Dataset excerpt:
_____

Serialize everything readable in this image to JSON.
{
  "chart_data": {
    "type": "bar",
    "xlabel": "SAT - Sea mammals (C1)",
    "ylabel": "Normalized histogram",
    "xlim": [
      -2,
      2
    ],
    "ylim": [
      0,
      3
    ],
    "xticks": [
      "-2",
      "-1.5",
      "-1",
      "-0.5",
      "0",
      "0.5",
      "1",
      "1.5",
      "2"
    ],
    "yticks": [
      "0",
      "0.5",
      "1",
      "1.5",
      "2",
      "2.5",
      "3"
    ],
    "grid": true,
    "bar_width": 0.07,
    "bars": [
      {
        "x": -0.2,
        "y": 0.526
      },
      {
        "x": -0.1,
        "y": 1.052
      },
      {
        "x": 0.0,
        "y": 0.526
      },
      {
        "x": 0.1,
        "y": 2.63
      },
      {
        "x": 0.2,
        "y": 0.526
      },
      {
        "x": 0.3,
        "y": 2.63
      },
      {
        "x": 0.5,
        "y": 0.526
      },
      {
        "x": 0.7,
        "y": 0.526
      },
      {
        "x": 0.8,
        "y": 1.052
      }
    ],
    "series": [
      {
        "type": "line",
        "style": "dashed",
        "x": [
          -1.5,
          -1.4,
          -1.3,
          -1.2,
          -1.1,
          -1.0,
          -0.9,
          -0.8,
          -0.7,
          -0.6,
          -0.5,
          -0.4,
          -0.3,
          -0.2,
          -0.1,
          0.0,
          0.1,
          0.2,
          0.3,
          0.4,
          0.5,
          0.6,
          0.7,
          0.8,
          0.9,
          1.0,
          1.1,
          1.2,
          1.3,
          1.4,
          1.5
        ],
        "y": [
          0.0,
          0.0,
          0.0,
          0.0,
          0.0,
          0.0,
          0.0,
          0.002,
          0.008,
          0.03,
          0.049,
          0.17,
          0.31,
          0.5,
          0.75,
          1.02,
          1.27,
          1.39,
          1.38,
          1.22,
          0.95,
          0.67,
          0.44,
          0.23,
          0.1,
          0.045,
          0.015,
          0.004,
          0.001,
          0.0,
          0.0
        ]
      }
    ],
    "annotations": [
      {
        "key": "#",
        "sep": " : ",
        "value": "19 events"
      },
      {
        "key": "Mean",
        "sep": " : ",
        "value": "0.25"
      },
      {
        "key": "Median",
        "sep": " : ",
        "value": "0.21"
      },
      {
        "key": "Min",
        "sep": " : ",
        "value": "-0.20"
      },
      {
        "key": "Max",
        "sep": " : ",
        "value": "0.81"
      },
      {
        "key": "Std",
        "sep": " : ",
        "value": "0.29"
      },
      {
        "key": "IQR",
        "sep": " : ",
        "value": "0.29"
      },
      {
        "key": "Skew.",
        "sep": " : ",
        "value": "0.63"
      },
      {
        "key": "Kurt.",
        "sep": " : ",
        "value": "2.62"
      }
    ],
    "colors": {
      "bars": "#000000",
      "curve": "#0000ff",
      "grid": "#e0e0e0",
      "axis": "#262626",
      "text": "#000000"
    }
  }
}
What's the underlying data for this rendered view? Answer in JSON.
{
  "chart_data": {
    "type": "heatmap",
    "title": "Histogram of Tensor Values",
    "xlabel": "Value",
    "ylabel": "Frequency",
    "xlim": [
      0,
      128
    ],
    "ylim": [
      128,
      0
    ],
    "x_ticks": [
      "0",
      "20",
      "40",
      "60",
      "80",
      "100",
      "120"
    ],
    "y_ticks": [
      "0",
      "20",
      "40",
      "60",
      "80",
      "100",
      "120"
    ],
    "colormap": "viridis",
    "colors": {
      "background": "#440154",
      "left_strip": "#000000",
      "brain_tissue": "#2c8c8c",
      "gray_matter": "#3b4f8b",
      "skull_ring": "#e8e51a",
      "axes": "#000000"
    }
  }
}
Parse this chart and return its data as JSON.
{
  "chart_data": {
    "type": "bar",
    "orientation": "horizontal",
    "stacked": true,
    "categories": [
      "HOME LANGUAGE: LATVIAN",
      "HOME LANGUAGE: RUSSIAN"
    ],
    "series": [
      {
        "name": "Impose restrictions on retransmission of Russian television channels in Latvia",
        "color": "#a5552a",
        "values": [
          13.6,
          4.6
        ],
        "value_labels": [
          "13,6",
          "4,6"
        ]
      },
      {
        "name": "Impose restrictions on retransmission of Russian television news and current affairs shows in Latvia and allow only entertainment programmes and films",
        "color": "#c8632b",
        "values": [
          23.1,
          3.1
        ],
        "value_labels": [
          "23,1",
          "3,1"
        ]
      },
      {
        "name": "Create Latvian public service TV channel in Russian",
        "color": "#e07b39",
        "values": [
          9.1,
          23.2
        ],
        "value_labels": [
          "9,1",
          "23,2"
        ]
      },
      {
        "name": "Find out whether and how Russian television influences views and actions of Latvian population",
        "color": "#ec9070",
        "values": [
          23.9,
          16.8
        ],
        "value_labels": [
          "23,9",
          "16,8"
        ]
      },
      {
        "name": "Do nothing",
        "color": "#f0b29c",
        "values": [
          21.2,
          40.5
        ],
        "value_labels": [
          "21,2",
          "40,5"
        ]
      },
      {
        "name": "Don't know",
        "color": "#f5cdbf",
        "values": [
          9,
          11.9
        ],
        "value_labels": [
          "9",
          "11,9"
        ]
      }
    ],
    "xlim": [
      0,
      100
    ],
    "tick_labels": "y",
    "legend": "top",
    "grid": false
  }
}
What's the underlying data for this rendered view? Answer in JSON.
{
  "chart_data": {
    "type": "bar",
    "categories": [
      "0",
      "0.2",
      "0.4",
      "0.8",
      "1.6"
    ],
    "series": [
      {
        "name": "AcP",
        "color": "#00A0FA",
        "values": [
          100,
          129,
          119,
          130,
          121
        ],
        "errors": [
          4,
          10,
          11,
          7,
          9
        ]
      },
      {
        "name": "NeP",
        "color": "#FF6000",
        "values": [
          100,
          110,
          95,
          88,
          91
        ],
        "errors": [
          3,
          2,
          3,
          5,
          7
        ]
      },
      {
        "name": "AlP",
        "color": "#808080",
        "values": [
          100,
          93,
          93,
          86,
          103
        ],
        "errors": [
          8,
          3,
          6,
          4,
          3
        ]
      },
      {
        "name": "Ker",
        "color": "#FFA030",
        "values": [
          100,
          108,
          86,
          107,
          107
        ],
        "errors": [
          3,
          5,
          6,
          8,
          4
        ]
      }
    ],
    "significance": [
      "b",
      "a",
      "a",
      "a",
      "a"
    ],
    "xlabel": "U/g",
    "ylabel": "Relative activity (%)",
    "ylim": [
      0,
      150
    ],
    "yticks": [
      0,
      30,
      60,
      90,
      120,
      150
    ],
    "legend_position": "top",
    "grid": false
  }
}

_____

* WHAT TO PRODUCE
Quote the whole listing above, leaving nothing out.

* FULL OUTPUT
Serialize everything readable in this image to JSON.
{
  "chart_data": {
    "type": "bar",
    "xlabel": "SAT - Sea mammals (C1)",
    "ylabel": "Normalized histogram",
    "xlim": [
      -2,
      2
    ],
    "ylim": [
      0,
      3
    ],
    "xticks": [
      "-2",
      "-1.5",
      "-1",
      "-0.5",
      "0",
      "0.5",
      "1",
      "1.5",
      "2"
    ],
    "yticks": [
      "0",
      "0.5",
      "1",
      "1.5",
      "2",
      "2.5",
      "3"
    ],
    "grid": true,
    "bar_width": 0.07,
    "bars": [
      {
        "x": -0.2,
        "y": 0.526
      },
      {
        "x": -0.1,
        "y": 1.052
      },
      {
        "x": 0.0,
        "y": 0.526
      },
      {
        "x": 0.1,
        "y": 2.63
      },
      {
        "x": 0.2,
        "y": 0.526
      },
      {
        "x": 0.3,
        "y": 2.63
      },
      {
        "x": 0.5,
        "y": 0.526
      },
      {
        "x": 0.7,
        "y": 0.526
      },
      {
        "x": 0.8,
        "y": 1.052
      }
    ],
    "series": [
      {
        "type": "line",
        "style": "dashed",
        "x": [
          -1.5,
          -1.4,
          -1.3,
          -1.2,
          -1.1,
          -1.0,
          -0.9,
          -0.8,
          -0.7,
          -0.6,
          -0.5,
          -0.4,
          -0.3,
          -0.2,
          -0.1,
          0.0,
          0.1,
          0.2,
          0.3,
          0.4,
          0.5,
          0.6,
          0.7,
          0.8,
          0.9,
          1.0,
          1.1,
          1.2,
          1.3,
          1.4,
          1.5
        ],
        "y": [
          0.0,
          0.0,
          0.0,
          0.0,
          0.0,
          0.0,
          0.0,
          0.002,
          0.008,
          0.03,
          0.049,
          0.17,
          0.31,
          0.5,
          0.75,
          1.02,
          1.27,
          1.39,
          1.38,
          1.22,
          0.95,
          0.67,
          0.44,
          0.23,
          0.1,
          0.045,
          0.015,
          0.004,
          0.001,
          0.0,
          0.0
        ]
      }
    ],
    "annotations": [
      {
        "key": "#",
        "sep": " : ",
        "value": "19 events"
      },
      {
        "key": "Mean",
        "sep": " : ",
        "value": "0.25"
      },
      {
        "key": "Median",
        "sep": " : ",
        "value": "0.21"
      },
      {
        "key": "Min",
        "sep": " : ",
        "value": "-0.20"
      },
      {
        "key": "Max",
        "sep": " : ",
        "value": "0.81"
      },
      {
        "key": "Std",
        "sep": " : ",
        "value": "0.29"
      },
      {
        "key": "IQR",
        "sep": " : ",
        "value": "0.29"
      },
      {
        "key": "Skew.",
        "sep": " : ",
        "value": "0.63"
      },
      {
        "key": "Kurt.",
        "sep": " : ",
        "value": "2.62"
      }
    ],
    "colors": {
      "bars": "#000000",
      "curve": "#0000ff",
      "grid": "#e0e0e0",
      "axis": "#262626",
      "text": "#000000"
    }
  }
}
What's the underlying data for this rendered view? Answer in JSON.
{
  "chart_data": {
    "type": "heatmap",
    "title": "Histogram of Tensor Values",
    "xlabel": "Value",
    "ylabel": "Frequency",
    "xlim": [
      0,
      128
    ],
    "ylim": [
      128,
      0
    ],
    "x_ticks": [
      "0",
      "20",
      "40",
      "60",
      "80",
      "100",
      "120"
    ],
    "y_ticks": [
      "0",
      "20",
      "40",
      "60",
      "80",
      "100",
      "120"
    ],
    "colormap": "viridis",
    "colors": {
      "background": "#440154",
      "left_strip": "#000000",
      "brain_tissue": "#2c8c8c",
      "gray_matter": "#3b4f8b",
      "skull_ring": "#e8e51a",
      "axes": "#000000"
    }
  }
}
Parse this chart and return its data as JSON.
{
  "chart_data": {
    "type": "bar",
    "orientation": "horizontal",
    "stacked": true,
    "categories": [
      "HOME LANGUAGE: LATVIAN",
      "HOME LANGUAGE: RUSSIAN"
    ],
    "series": [
      {
        "name": "Impose restrictions on retransmission of Russian television channels in Latvia",
        "color": "#a5552a",
        "values": [
          13.6,
          4.6
        ],
        "value_labels": [
          "13,6",
          "4,6"
        ]
      },
      {
        "name": "Impose restrictions on retransmission of Russian television news and current affairs shows in Latvia and allow only entertainment programmes and films",
        "color": "#c8632b",
        "values": [
          23.1,
          3.1
        ],
        "value_labels": [
          "23,1",
          "3,1"
        ]
      },
      {
        "name": "Create Latvian public service TV channel in Russian",
        "color": "#e07b39",
        "values": [
          9.1,
          23.2
        ],
        "value_labels": [
          "9,1",
          "23,2"
        ]
      },
      {
        "name": "Find out whether and how Russian television influences views and actions of Latvian population",
        "color": "#ec9070",
        "values": [
          23.9,
          16.8
        ],
        "value_labels": [
          "23,9",
          "16,8"
        ]
      },
      {
        "name": "Do nothing",
        "color": "#f0b29c",
        "values": [
          21.2,
          40.5
        ],
        "value_labels": [
          "21,2",
          "40,5"
        ]
      },
      {
        "name": "Don't know",
        "color": "#f5cdbf",
        "values": [
          9,
          11.9
        ],
        "value_labels": [
          "9",
          "11,9"
        ]
      }
    ],
    "xlim": [
      0,
      100
    ],
    "tick_labels": "y",
    "legend": "top",
    "grid": false
  }
}
What's the underlying data for this rendered view? Answer in JSON.
{
  "chart_data": {
    "type": "bar",
    "categories": [
      "0",
      "0.2",
      "0.4",
      "0.8",
      "1.6"
    ],
    "series": [
      {
        "name": "AcP",
        "color": "#00A0FA",
        "values": [
          100,
          129,
          119,
          130,
          121
        ],
        "errors": [
          4,
          10,
          11,
          7,
          9
        ]
      },
      {
        "name": "NeP",
        "color": "#FF6000",
        "values": [
          100,
          110,
          95,
          88,
          91
        ],
        "errors": [
          3,
          2,
          3,
          5,
          7
        ]
      },
      {
        "name": "AlP",
        "color": "#808080",
        "values": [
          100,
          93,
          93,
          86,
          103
        ],
        "errors": [
          8,
          3,
          6,
          4,
          3
        ]
      },
      {
        "name": "Ker",
        "color": "#FFA030",
        "values": [
          100,
          108,
          86,
          107,
          107
        ],
        "errors": [
          3,
          5,
          6,
          8,
          4
        ]
      }
    ],
    "significance": [
      "b",
      "a",
      "a",
      "a",
      "a"
    ],
    "xlabel": "U/g",
    "ylabel": "Relative activity (%)",
    "ylim": [
      0,
      150
    ],
    "yticks": [
      0,
      30,
      60,
      90,
      120,
      150
    ],
    "legend_position": "top",
    "grid": false
  }
}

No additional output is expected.